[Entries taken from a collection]

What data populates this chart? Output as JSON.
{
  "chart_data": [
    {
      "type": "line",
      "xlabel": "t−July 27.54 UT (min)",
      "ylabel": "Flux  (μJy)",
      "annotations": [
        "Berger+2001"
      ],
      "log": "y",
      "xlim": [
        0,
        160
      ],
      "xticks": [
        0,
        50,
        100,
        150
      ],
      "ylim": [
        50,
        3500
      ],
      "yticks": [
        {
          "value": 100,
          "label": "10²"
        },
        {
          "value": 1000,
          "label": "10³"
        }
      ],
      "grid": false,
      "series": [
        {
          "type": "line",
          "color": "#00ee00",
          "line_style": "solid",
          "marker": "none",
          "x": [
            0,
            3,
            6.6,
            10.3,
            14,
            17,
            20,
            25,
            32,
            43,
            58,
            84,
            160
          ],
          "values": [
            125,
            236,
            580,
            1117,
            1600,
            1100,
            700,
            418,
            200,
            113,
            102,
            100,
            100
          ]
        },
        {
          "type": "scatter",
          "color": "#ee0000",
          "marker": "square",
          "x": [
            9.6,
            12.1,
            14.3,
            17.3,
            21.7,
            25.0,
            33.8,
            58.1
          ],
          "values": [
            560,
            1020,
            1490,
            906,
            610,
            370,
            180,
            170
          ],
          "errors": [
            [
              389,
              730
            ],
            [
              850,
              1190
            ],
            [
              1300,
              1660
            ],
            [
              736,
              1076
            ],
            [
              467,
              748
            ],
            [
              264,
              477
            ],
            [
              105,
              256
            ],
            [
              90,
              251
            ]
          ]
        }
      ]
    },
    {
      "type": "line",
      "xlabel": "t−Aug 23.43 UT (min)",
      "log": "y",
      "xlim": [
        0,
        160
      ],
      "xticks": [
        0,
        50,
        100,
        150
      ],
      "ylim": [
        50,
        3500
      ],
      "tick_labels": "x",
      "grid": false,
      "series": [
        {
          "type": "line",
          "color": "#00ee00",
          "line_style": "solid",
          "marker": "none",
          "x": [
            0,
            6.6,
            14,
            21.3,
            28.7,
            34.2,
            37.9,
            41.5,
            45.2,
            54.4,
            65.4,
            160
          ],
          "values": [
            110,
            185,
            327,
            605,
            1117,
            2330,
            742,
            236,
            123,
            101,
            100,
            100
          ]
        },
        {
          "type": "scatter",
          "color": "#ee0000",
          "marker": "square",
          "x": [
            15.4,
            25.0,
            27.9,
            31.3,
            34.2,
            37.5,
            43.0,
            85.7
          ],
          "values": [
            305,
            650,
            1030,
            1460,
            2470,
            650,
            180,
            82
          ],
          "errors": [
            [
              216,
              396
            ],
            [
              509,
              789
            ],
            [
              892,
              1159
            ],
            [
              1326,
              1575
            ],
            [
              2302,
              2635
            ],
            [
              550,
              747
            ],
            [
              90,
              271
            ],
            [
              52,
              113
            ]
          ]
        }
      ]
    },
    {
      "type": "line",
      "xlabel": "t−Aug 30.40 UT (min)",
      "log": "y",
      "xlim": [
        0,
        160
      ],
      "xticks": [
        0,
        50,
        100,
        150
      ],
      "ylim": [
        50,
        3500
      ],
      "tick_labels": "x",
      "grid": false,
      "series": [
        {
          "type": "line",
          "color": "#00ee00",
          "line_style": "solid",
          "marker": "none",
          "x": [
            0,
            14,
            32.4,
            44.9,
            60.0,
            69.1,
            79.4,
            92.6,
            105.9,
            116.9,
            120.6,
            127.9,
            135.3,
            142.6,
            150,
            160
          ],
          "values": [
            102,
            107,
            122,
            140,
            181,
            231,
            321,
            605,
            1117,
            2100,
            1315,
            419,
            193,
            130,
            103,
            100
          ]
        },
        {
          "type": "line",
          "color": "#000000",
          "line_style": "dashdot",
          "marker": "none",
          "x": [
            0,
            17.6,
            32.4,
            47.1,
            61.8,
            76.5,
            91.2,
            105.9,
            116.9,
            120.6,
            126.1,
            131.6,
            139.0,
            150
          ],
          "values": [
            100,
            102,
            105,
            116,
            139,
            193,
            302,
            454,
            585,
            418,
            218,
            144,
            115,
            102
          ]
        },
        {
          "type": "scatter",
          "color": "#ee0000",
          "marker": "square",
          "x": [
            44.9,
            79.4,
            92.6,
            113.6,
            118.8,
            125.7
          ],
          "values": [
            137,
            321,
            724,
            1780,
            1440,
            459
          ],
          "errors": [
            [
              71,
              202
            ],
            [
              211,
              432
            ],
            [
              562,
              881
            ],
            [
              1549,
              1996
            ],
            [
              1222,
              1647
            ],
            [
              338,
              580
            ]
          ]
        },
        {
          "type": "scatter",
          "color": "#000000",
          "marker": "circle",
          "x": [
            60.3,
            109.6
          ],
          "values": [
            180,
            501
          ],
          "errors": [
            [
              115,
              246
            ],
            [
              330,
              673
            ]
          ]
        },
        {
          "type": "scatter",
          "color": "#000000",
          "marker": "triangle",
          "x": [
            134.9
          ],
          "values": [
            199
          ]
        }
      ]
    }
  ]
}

▶ _Short task_
Restate every record exactly, leaving nothing out.

▶ _Solution to the problem_
What data populates this chart? Output as JSON.
{
  "chart_data": [
    {
      "type": "line",
      "xlabel": "t−July 27.54 UT (min)",
      "ylabel": "Flux  (μJy)",
      "annotations": [
        "Berger+2001"
      ],
      "log": "y",
      "xlim": [
        0,
        160
      ],
      "xticks": [
        0,
        50,
        100,
        150
      ],
      "ylim": [
        50,
        3500
      ],
      "yticks": [
        {
          "value": 100,
          "label": "10²"
        },
        {
          "value": 1000,
          "label": "10³"
        }
      ],
      "grid": false,
      "series": [
        {
          "type": "line",
          "color": "#00ee00",
          "line_style": "solid",
          "marker": "none",
          "x": [
            0,
            3,
            6.6,
            10.3,
            14,
            17,
            20,
            25,
            32,
            43,
            58,
            84,
            160
          ],
          "values": [
            125,
            236,
            580,
            1117,
            1600,
            1100,
            700,
            418,
            200,
            113,
            102,
            100,
            100
          ]
        },
        {
          "type": "scatter",
          "color": "#ee0000",
          "marker": "square",
          "x": [
            9.6,
            12.1,
            14.3,
            17.3,
            21.7,
            25.0,
            33.8,
            58.1
          ],
          "values": [
            560,
            1020,
            1490,
            906,
            610,
            370,
            180,
            170
          ],
          "errors": [
            [
              389,
              730
            ],
            [
              850,
              1190
            ],
            [
              1300,
              1660
            ],
            [
              736,
              1076
            ],
            [
              467,
              748
            ],
            [
              264,
              477
            ],
            [
              105,
              256
            ],
            [
              90,
              251
            ]
          ]
        }
      ]
    },
    {
      "type": "line",
      "xlabel": "t−Aug 23.43 UT (min)",
      "log": "y",
      "xlim": [
        0,
        160
      ],
      "xticks": [
        0,
        50,
        100,
        150
      ],
      "ylim": [
        50,
        3500
      ],
      "tick_labels": "x",
      "grid": false,
      "series": [
        {
          "type": "line",
          "color": "#00ee00",
          "line_style": "solid",
          "marker": "none",
          "x": [
            0,
            6.6,
            14,
            21.3,
            28.7,
            34.2,
            37.9,
            41.5,
            45.2,
            54.4,
            65.4,
            160
          ],
          "values": [
            110,
            185,
            327,
            605,
            1117,
            2330,
            742,
            236,
            123,
            101,
            100,
            100
          ]
        },
        {
          "type": "scatter",
          "color": "#ee0000",
          "marker": "square",
          "x": [
            15.4,
            25.0,
            27.9,
            31.3,
            34.2,
            37.5,
            43.0,
            85.7
          ],
          "values": [
            305,
            650,
            1030,
            1460,
            2470,
            650,
            180,
            82
          ],
          "errors": [
            [
              216,
              396
            ],
            [
              509,
              789
            ],
            [
              892,
              1159
            ],
            [
              1326,
              1575
            ],
            [
              2302,
              2635
            ],
            [
              550,
              747
            ],
            [
              90,
              271
            ],
            [
              52,
              113
            ]
          ]
        }
      ]
    },
    {
      "type": "line",
      "xlabel": "t−Aug 30.40 UT (min)",
      "log": "y",
      "xlim": [
        0,
        160
      ],
      "xticks": [
        0,
        50,
        100,
        150
      ],
      "ylim": [
        50,
        3500
      ],
      "tick_labels": "x",
      "grid": false,
      "series": [
        {
          "type": "line",
          "color": "#00ee00",
          "line_style": "solid",
          "marker": "none",
          "x": [
            0,
            14,
            32.4,
            44.9,
            60.0,
            69.1,
            79.4,
            92.6,
            105.9,
            116.9,
            120.6,
            127.9,
            135.3,
            142.6,
            150,
            160
          ],
          "values": [
            102,
            107,
            122,
            140,
            181,
            231,
            321,
            605,
            1117,
            2100,
            1315,
            419,
            193,
            130,
            103,
            100
          ]
        },
        {
          "type": "line",
          "color": "#000000",
          "line_style": "dashdot",
          "marker": "none",
          "x": [
            0,
            17.6,
            32.4,
            47.1,
            61.8,
            76.5,
            91.2,
            105.9,
            116.9,
            120.6,
            126.1,
            131.6,
            139.0,
            150
          ],
          "values": [
            100,
            102,
            105,
            116,
            139,
            193,
            302,
            454,
            585,
            418,
            218,
            144,
            115,
            102
          ]
        },
        {
          "type": "scatter",
          "color": "#ee0000",
          "marker": "square",
          "x": [
            44.9,
            79.4,
            92.6,
            113.6,
            118.8,
            125.7
          ],
          "values": [
            137,
            321,
            724,
            1780,
            1440,
            459
          ],
          "errors": [
            [
              71,
              202
            ],
            [
              211,
              432
            ],
            [
              562,
              881
            ],
            [
              1549,
              1996
            ],
            [
              1222,
              1647
            ],
            [
              338,
              580
            ]
          ]
        },
        {
          "type": "scatter",
          "color": "#000000",
          "marker": "circle",
          "x": [
            60.3,
            109.6
          ],
          "values": [
            180,
            501
          ],
          "errors": [
            [
              115,
              246
            ],
            [
              330,
              673
            ]
          ]
        },
        {
          "type": "scatter",
          "color": "#000000",
          "marker": "triangle",
          "x": [
            134.9
          ],
          "values": [
            199
          ]
        }
      ]
    }
  ]
}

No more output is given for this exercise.